[Stored items]
────────────────────

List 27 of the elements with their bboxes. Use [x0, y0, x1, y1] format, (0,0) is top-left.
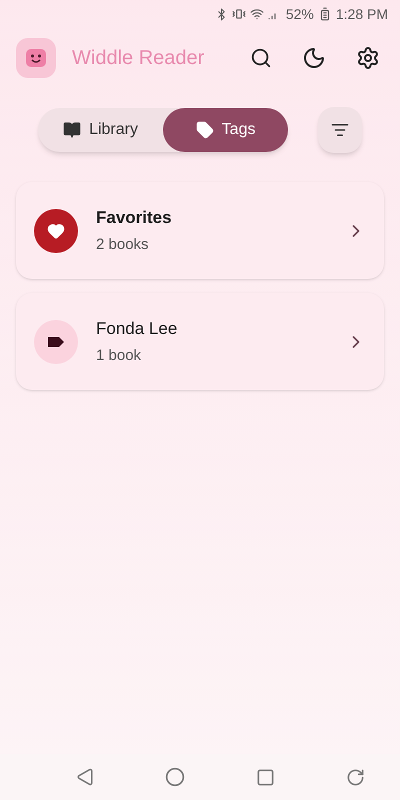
- app-title: Widdle Reader: [72, 46, 204, 71]
- tag-icon: [196, 121, 214, 139]
- settings-icon[interactable]: [356, 46, 380, 70]
- clock: 1:28 PM: [336, 4, 388, 24]
- tag-name: Fonda Lee: [96, 318, 178, 340]
- sort-icon: [331, 121, 350, 139]
- sort-button[interactable]: [318, 107, 362, 153]
- search-icon[interactable]: [250, 47, 272, 69]
- rotate-icon[interactable]: [346, 768, 364, 786]
- tag-card[interactable]: Favorites 2 books: [16, 182, 384, 279]
- label-icon: [47, 336, 65, 348]
- wifi-icon: [250, 7, 264, 21]
- book-count: 1 book: [96, 346, 142, 366]
- tag-name: Favorites: [96, 206, 172, 228]
- home-icon[interactable]: [164, 767, 184, 787]
- book-count: 2 books: [96, 235, 150, 255]
- tab[interactable]: Library: [38, 108, 164, 152]
- battery-percent: 52%: [286, 4, 314, 24]
- smiley-icon: [24, 47, 48, 69]
- recents-icon[interactable]: [256, 768, 274, 786]
- back-icon[interactable]: [76, 768, 94, 786]
- vibrate-icon: [232, 7, 246, 21]
- book-icon: [63, 121, 82, 139]
- heart-icon: [47, 222, 65, 240]
- tab[interactable]: Tags: [163, 108, 288, 152]
- moon-icon[interactable]: [302, 46, 326, 70]
- tag-card[interactable]: Fonda Lee 1 book: [16, 293, 384, 390]
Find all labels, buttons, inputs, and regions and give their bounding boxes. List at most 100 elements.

────────────────────

Give every line of the entries above as a JSON list of strings, one string per line, with blank lines dropped. Leave the pictures out.

[Solution to this task]
[
  "List 27 of the elements with their bboxes. Use [x0, y0, x1, y1] format, (0,0) is top-left.",
  "- app-title: Widdle Reader: [72, 46, 204, 71]",
  "- tag-icon: [196, 121, 214, 139]",
  "- settings-icon[interactable]: [356, 46, 380, 70]",
  "- clock: 1:28 PM: [336, 4, 388, 24]",
  "- tag-name: Fonda Lee: [96, 318, 178, 340]",
  "- sort-icon: [331, 121, 350, 139]",
  "- sort-button[interactable]: [318, 107, 362, 153]",
  "- search-icon[interactable]: [250, 47, 272, 69]",
  "- rotate-icon[interactable]: [346, 768, 364, 786]",
  "- tag-card[interactable]: Favorites 2 books: [16, 182, 384, 279]",
  "- label-icon: [47, 336, 65, 348]",
  "- wifi-icon: [250, 7, 264, 21]",
  "- book-count: 1 book: [96, 346, 142, 366]",
  "- tag-name: Favorites: [96, 206, 172, 228]",
  "- home-icon[interactable]: [164, 767, 184, 787]",
  "- book-count: 2 books: [96, 235, 150, 255]",
  "- tab[interactable]: Library: [38, 108, 164, 152]",
  "- battery-percent: 52%: [286, 4, 314, 24]",
  "- smiley-icon: [24, 47, 48, 69]",
  "- recents-icon[interactable]: [256, 768, 274, 786]",
  "- back-icon[interactable]: [76, 768, 94, 786]",
  "- vibrate-icon: [232, 7, 246, 21]",
  "- book-icon: [63, 121, 82, 139]",
  "- heart-icon: [47, 222, 65, 240]",
  "- tab[interactable]: Tags: [163, 108, 288, 152]",
  "- moon-icon[interactable]: [302, 46, 326, 70]",
  "- tag-card[interactable]: Fonda Lee 1 book: [16, 293, 384, 390]",
  "Find all labels, buttons, inputs, and regions and give their bounding boxes. List at most 100 elements."
]